> EXERCISE AIM: Lay out every line of the material below as a numbered list, leaving out blank lines.

> AVAILABLE DATA:
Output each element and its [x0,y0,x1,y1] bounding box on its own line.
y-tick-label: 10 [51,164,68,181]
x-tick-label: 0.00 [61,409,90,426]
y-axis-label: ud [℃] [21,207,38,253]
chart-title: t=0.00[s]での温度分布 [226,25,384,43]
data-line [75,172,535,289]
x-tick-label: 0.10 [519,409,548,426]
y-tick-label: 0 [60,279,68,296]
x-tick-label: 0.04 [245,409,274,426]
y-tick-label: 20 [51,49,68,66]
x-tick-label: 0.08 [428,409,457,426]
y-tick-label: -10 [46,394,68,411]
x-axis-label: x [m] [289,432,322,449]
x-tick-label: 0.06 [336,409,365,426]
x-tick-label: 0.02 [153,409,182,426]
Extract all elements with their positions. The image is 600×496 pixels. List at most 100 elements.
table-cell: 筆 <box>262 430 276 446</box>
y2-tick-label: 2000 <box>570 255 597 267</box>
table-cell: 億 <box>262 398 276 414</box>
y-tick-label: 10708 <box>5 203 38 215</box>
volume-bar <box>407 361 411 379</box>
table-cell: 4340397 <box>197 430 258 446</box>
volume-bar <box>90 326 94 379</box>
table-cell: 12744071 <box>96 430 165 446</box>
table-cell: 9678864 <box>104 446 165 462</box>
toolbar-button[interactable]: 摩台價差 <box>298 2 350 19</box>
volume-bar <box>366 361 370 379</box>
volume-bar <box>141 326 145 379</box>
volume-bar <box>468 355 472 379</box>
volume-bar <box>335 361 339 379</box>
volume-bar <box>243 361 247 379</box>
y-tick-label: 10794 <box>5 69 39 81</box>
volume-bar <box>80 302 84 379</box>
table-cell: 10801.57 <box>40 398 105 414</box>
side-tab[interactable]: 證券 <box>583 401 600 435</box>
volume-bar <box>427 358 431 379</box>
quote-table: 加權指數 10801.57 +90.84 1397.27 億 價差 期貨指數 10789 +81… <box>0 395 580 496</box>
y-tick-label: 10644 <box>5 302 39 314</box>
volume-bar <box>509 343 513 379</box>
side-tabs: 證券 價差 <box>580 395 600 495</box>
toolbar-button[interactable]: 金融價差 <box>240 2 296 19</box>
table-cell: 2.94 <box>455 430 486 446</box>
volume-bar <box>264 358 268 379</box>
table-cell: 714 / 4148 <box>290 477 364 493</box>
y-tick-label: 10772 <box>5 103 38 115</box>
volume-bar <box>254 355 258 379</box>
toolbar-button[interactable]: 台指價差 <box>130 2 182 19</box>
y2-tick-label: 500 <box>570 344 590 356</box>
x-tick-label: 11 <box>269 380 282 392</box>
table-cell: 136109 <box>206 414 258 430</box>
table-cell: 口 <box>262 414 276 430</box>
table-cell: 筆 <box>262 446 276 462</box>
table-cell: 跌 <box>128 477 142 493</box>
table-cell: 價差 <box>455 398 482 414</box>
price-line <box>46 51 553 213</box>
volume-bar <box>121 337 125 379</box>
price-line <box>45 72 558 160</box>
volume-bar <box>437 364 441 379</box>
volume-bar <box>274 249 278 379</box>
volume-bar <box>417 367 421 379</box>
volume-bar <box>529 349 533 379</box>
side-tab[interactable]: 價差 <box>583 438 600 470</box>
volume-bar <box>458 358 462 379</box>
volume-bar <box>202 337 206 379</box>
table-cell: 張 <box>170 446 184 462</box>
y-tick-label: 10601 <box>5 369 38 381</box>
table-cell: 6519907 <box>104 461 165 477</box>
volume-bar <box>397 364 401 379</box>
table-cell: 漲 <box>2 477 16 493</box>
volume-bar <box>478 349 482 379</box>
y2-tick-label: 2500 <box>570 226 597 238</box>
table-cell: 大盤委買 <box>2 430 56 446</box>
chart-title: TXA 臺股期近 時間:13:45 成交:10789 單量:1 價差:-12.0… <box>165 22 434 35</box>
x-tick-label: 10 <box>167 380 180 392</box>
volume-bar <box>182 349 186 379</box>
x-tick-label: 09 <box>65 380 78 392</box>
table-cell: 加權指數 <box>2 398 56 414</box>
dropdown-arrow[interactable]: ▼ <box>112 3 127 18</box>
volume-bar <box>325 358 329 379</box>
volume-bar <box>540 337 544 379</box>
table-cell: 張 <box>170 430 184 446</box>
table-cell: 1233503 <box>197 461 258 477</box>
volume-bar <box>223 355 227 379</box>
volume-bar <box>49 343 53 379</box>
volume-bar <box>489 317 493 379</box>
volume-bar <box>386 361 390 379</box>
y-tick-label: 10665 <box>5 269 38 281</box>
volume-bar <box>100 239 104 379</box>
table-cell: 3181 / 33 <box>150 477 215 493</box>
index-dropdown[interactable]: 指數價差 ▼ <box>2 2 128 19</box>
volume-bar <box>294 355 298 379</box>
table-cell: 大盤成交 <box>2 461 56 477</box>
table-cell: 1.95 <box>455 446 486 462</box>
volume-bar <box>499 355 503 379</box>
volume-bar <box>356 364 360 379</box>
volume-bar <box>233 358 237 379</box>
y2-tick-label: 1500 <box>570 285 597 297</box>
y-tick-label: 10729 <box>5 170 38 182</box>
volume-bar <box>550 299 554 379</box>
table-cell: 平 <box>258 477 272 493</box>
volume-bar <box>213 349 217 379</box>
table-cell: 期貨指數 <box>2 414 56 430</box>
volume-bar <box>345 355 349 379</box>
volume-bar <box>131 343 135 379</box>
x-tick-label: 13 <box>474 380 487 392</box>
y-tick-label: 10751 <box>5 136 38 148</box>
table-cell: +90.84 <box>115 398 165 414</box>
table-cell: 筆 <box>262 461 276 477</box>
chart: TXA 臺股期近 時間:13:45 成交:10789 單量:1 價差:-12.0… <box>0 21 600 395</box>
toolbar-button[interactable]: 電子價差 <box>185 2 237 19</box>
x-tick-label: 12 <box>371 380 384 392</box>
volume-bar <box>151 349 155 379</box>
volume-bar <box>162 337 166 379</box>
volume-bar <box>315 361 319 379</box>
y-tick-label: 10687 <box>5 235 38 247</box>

> RESULT OF THE EXERCISE:
1. Output each element and its [x0,y0,x1,y1] bounding box on its own line.
2. y-tick-label: 10 [51,164,68,181]
3. x-tick-label: 0.00 [61,409,90,426]
4. y-axis-label: ud [℃] [21,207,38,253]
5. chart-title: t=0.00[s]での温度分布 [226,25,384,43]
6. data-line [75,172,535,289]
7. x-tick-label: 0.10 [519,409,548,426]
8. y-tick-label: 0 [60,279,68,296]
9. x-tick-label: 0.04 [245,409,274,426]
10. y-tick-label: 20 [51,49,68,66]
11. x-tick-label: 0.08 [428,409,457,426]
12. y-tick-label: -10 [46,394,68,411]
13. x-axis-label: x [m] [289,432,322,449]
14. x-tick-label: 0.06 [336,409,365,426]
15. x-tick-label: 0.02 [153,409,182,426]
16. Extract all elements with their positions. The image is 600×496 pixels. List at most 100 elements.
17. table-cell: 筆 <box>262 430 276 446</box>
18. y2-tick-label: 2000 <box>570 255 597 267</box>
19. table-cell: 億 <box>262 398 276 414</box>
20. y-tick-label: 10708 <box>5 203 38 215</box>
21. volume-bar <box>407 361 411 379</box>
22. table-cell: 4340397 <box>197 430 258 446</box>
23. volume-bar <box>90 326 94 379</box>
24. table-cell: 12744071 <box>96 430 165 446</box>
25. table-cell: 9678864 <box>104 446 165 462</box>
26. toolbar-button[interactable]: 摩台價差 <box>298 2 350 19</box>
27. volume-bar <box>366 361 370 379</box>
28. volume-bar <box>141 326 145 379</box>
29. volume-bar <box>468 355 472 379</box>
30. volume-bar <box>335 361 339 379</box>
31. volume-bar <box>243 361 247 379</box>
32. y-tick-label: 10794 <box>5 69 39 81</box>
33. volume-bar <box>80 302 84 379</box>
34. table-cell: 10801.57 <box>40 398 105 414</box>
35. side-tab[interactable]: 證券 <box>583 401 600 435</box>
36. volume-bar <box>427 358 431 379</box>
37. quote-table: 加權指數 10801.57 +90.84 1397.27 億 價差 期貨指數 10789 +81… <box>0 395 580 496</box>
38. y-tick-label: 10644 <box>5 302 39 314</box>
39. volume-bar <box>509 343 513 379</box>
40. side-tabs: 證券 價差 <box>580 395 600 495</box>
41. toolbar-button[interactable]: 金融價差 <box>240 2 296 19</box>
42. table-cell: 2.94 <box>455 430 486 446</box>
43. volume-bar <box>264 358 268 379</box>
44. table-cell: 714 / 4148 <box>290 477 364 493</box>
45. y-tick-label: 10772 <box>5 103 38 115</box>
46. volume-bar <box>254 355 258 379</box>
47. toolbar-button[interactable]: 台指價差 <box>130 2 182 19</box>
48. y2-tick-label: 500 <box>570 344 590 356</box>
49. x-tick-label: 11 <box>269 380 282 392</box>
50. table-cell: 136109 <box>206 414 258 430</box>
51. table-cell: 口 <box>262 414 276 430</box>
52. table-cell: 筆 <box>262 446 276 462</box>
53. table-cell: 跌 <box>128 477 142 493</box>
54. table-cell: 價差 <box>455 398 482 414</box>
55. price-line <box>46 51 553 213</box>
56. volume-bar <box>121 337 125 379</box>
57. price-line <box>45 72 558 160</box>
58. volume-bar <box>437 364 441 379</box>
59. volume-bar <box>274 249 278 379</box>
60. volume-bar <box>417 367 421 379</box>
61. volume-bar <box>529 349 533 379</box>
62. side-tab[interactable]: 價差 <box>583 438 600 470</box>
63. volume-bar <box>458 358 462 379</box>
64. volume-bar <box>202 337 206 379</box>
65. table-cell: 張 <box>170 446 184 462</box>
66. y-tick-label: 10601 <box>5 369 38 381</box>
67. table-cell: 6519907 <box>104 461 165 477</box>
68. volume-bar <box>397 364 401 379</box>
69. table-cell: 漲 <box>2 477 16 493</box>
70. volume-bar <box>478 349 482 379</box>
71. y2-tick-label: 2500 <box>570 226 597 238</box>
72. table-cell: 大盤委買 <box>2 430 56 446</box>
73. chart-title: TXA 臺股期近 時間:13:45 成交:10789 單量:1 價差:-12.0… <box>165 22 434 35</box>
74. x-tick-label: 10 <box>167 380 180 392</box>
75. volume-bar <box>182 349 186 379</box>
76. x-tick-label: 09 <box>65 380 78 392</box>
77. table-cell: 加權指數 <box>2 398 56 414</box>
78. dropdown-arrow[interactable]: ▼ <box>112 3 127 18</box>
79. volume-bar <box>325 358 329 379</box>
80. volume-bar <box>540 337 544 379</box>
81. table-cell: 張 <box>170 430 184 446</box>
82. table-cell: 1233503 <box>197 461 258 477</box>
83. volume-bar <box>223 355 227 379</box>
84. volume-bar <box>49 343 53 379</box>
85. volume-bar <box>489 317 493 379</box>
86. volume-bar <box>386 361 390 379</box>
87. y-tick-label: 10665 <box>5 269 38 281</box>
88. volume-bar <box>100 239 104 379</box>
89. table-cell: 3181 / 33 <box>150 477 215 493</box>
90. index-dropdown[interactable]: 指數價差 ▼ <box>2 2 128 19</box>
91. volume-bar <box>294 355 298 379</box>
92. table-cell: 大盤成交 <box>2 461 56 477</box>
93. table-cell: 1.95 <box>455 446 486 462</box>
94. volume-bar <box>499 355 503 379</box>
95. volume-bar <box>356 364 360 379</box>
96. volume-bar <box>233 358 237 379</box>
97. y2-tick-label: 1500 <box>570 285 597 297</box>
98. y-tick-label: 10729 <box>5 170 38 182</box>
99. volume-bar <box>550 299 554 379</box>
100. table-cell: 平 <box>258 477 272 493</box>
101. volume-bar <box>213 349 217 379</box>
102. table-cell: 期貨指數 <box>2 414 56 430</box>
103. volume-bar <box>345 355 349 379</box>
104. volume-bar <box>131 343 135 379</box>
105. x-tick-label: 13 <box>474 380 487 392</box>
106. y-tick-label: 10751 <box>5 136 38 148</box>
107. table-cell: +90.84 <box>115 398 165 414</box>
108. table-cell: 筆 <box>262 461 276 477</box>
109. chart: TXA 臺股期近 時間:13:45 成交:10789 單量:1 價差:-12.0… <box>0 21 600 395</box>
110. toolbar-button[interactable]: 電子價差 <box>185 2 237 19</box>
111. x-tick-label: 12 <box>371 380 384 392</box>
112. volume-bar <box>151 349 155 379</box>
113. volume-bar <box>162 337 166 379</box>
114. volume-bar <box>315 361 319 379</box>
115. y-tick-label: 10687 <box>5 235 38 247</box>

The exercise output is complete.